WHAT IS ASKED
Restate each line of the listing exactly, without carrying over any pictures.

GIVEN RECORDS
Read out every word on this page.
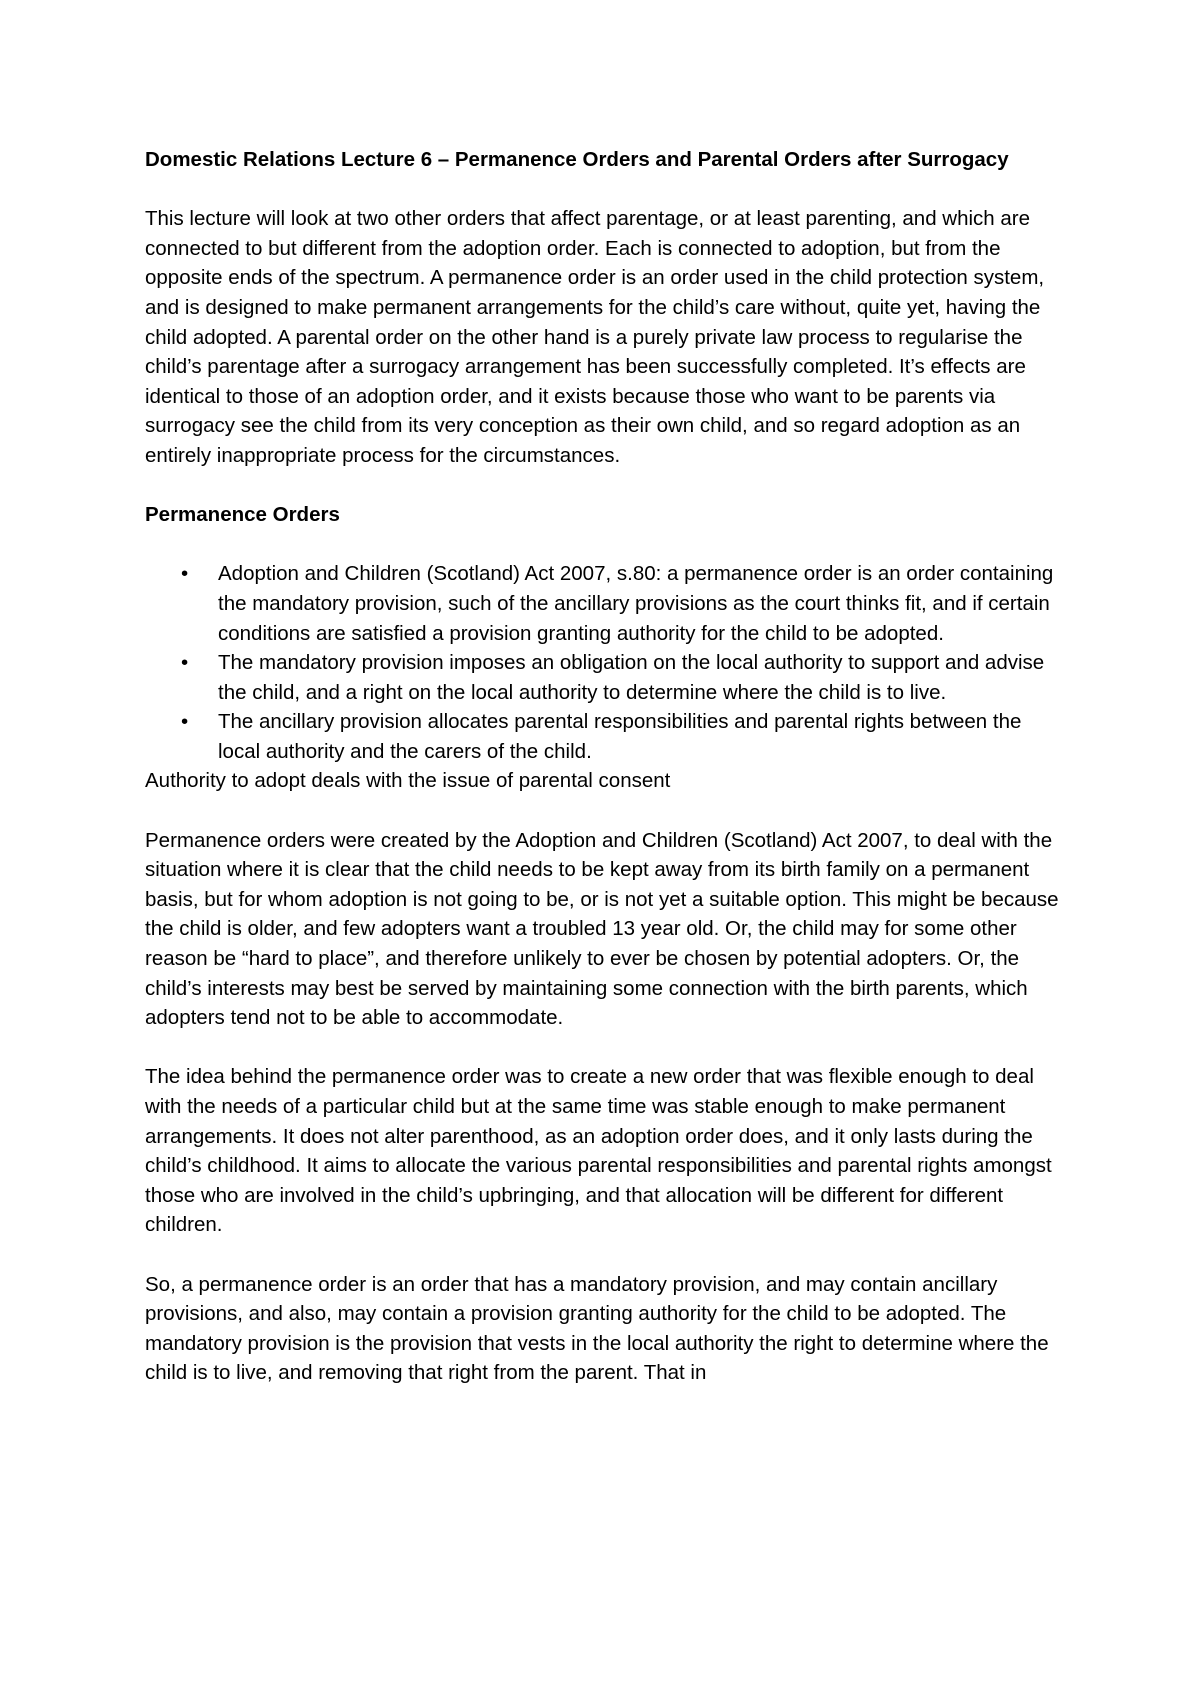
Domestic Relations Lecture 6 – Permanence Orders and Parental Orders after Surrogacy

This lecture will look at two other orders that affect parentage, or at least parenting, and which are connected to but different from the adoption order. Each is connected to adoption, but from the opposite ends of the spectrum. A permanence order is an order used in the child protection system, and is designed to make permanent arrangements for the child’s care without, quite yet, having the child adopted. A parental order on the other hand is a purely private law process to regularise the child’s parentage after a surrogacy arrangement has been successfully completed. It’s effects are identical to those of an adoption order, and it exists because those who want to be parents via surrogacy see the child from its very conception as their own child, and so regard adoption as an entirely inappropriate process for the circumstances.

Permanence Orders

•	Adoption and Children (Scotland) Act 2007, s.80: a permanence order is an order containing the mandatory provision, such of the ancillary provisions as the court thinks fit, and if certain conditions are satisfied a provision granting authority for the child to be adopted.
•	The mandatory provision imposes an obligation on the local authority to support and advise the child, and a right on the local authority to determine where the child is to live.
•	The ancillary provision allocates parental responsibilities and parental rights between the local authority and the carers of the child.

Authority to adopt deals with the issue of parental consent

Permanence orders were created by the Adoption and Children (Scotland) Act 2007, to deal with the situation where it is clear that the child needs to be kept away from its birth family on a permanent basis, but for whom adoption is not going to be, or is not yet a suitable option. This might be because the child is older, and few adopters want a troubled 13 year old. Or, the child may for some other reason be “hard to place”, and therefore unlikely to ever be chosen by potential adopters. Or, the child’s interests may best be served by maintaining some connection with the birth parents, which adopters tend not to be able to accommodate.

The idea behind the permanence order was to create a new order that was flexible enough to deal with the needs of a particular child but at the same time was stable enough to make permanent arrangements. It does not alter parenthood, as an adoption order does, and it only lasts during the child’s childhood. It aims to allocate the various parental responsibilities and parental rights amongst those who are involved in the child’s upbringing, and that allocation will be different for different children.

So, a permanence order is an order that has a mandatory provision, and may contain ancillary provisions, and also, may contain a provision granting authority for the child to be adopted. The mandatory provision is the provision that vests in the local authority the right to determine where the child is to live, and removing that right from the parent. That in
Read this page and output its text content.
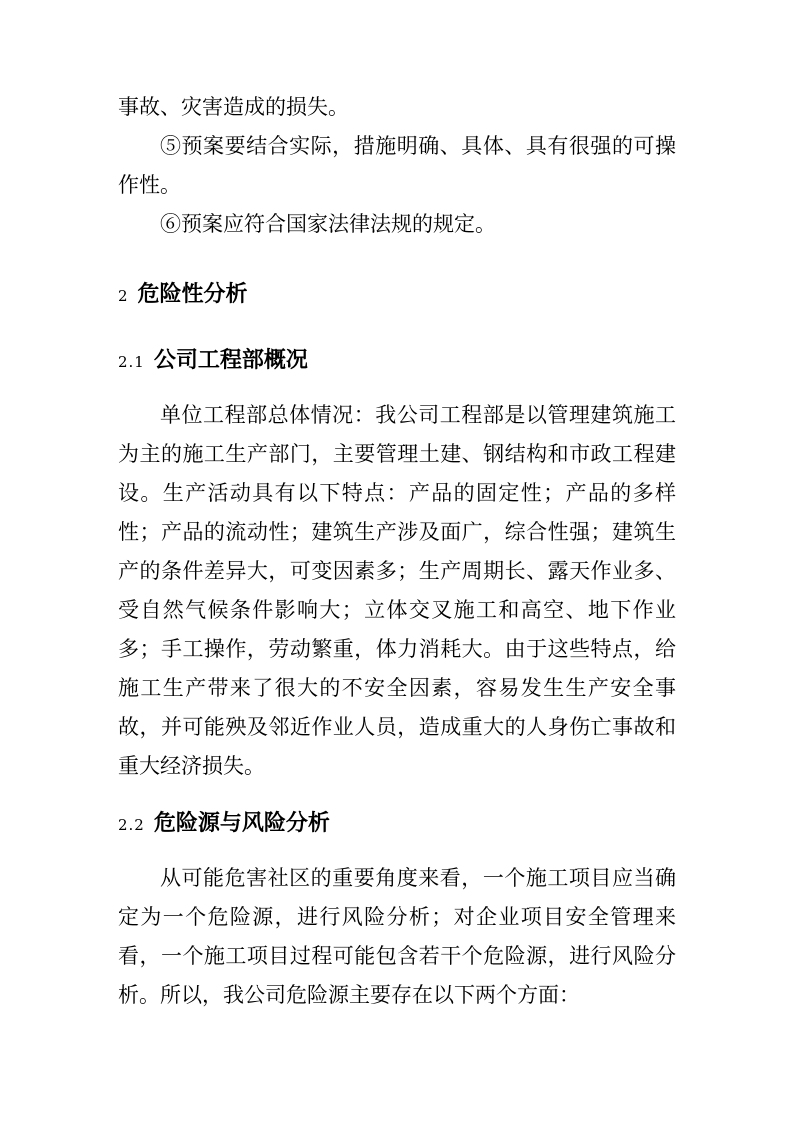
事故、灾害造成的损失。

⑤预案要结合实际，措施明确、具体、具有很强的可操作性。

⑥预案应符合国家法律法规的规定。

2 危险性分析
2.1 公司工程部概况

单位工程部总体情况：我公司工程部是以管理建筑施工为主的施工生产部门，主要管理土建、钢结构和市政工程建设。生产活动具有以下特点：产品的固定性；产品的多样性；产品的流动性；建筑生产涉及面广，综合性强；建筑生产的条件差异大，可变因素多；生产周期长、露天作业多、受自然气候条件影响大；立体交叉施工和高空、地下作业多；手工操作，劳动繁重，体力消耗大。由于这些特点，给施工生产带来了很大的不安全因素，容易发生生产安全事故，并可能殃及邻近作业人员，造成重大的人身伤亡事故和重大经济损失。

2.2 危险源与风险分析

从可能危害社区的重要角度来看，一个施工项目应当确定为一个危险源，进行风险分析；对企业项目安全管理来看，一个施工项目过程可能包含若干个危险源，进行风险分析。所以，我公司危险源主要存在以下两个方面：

RESPONSE TO THIS TASK
Read out every word on this page.
Domestic Relations Lecture 6 – Permanence Orders and Parental Orders after Surrogacy

This lecture will look at two other orders that affect parentage, or at least parenting, and which are connected to but different from the adoption order. Each is connected to adoption, but from the opposite ends of the spectrum. A permanence order is an order used in the child protection system, and is designed to make permanent arrangements for the child’s care without, quite yet, having the child adopted. A parental order on the other hand is a purely private law process to regularise the child’s parentage after a surrogacy arrangement has been successfully completed. It’s effects are identical to those of an adoption order, and it exists because those who want to be parents via surrogacy see the child from its very conception as their own child, and so regard adoption as an entirely inappropriate process for the circumstances.

Permanence Orders

•	Adoption and Children (Scotland) Act 2007, s.80: a permanence order is an order containing the mandatory provision, such of the ancillary provisions as the court thinks fit, and if certain conditions are satisfied a provision granting authority for the child to be adopted.
•	The mandatory provision imposes an obligation on the local authority to support and advise the child, and a right on the local authority to determine where the child is to live.
•	The ancillary provision allocates parental responsibilities and parental rights between the local authority and the carers of the child.

Authority to adopt deals with the issue of parental consent

Permanence orders were created by the Adoption and Children (Scotland) Act 2007, to deal with the situation where it is clear that the child needs to be kept away from its birth family on a permanent basis, but for whom adoption is not going to be, or is not yet a suitable option. This might be because the child is older, and few adopters want a troubled 13 year old. Or, the child may for some other reason be “hard to place”, and therefore unlikely to ever be chosen by potential adopters. Or, the child’s interests may best be served by maintaining some connection with the birth parents, which adopters tend not to be able to accommodate.

The idea behind the permanence order was to create a new order that was flexible enough to deal with the needs of a particular child but at the same time was stable enough to make permanent arrangements. It does not alter parenthood, as an adoption order does, and it only lasts during the child’s childhood. It aims to allocate the various parental responsibilities and parental rights amongst those who are involved in the child’s upbringing, and that allocation will be different for different children.

So, a permanence order is an order that has a mandatory provision, and may contain ancillary provisions, and also, may contain a provision granting authority for the child to be adopted. The mandatory provision is the provision that vests in the local authority the right to determine where the child is to live, and removing that right from the parent. That in
Read this page and output its text content.
事故、灾害造成的损失。

⑤预案要结合实际，措施明确、具体、具有很强的可操作性。

⑥预案应符合国家法律法规的规定。

2 危险性分析
2.1 公司工程部概况

单位工程部总体情况：我公司工程部是以管理建筑施工为主的施工生产部门，主要管理土建、钢结构和市政工程建设。生产活动具有以下特点：产品的固定性；产品的多样性；产品的流动性；建筑生产涉及面广，综合性强；建筑生产的条件差异大，可变因素多；生产周期长、露天作业多、受自然气候条件影响大；立体交叉施工和高空、地下作业多；手工操作，劳动繁重，体力消耗大。由于这些特点，给施工生产带来了很大的不安全因素，容易发生生产安全事故，并可能殃及邻近作业人员，造成重大的人身伤亡事故和重大经济损失。

2.2 危险源与风险分析

从可能危害社区的重要角度来看，一个施工项目应当确定为一个危险源，进行风险分析；对企业项目安全管理来看，一个施工项目过程可能包含若干个危险源，进行风险分析。所以，我公司危险源主要存在以下两个方面：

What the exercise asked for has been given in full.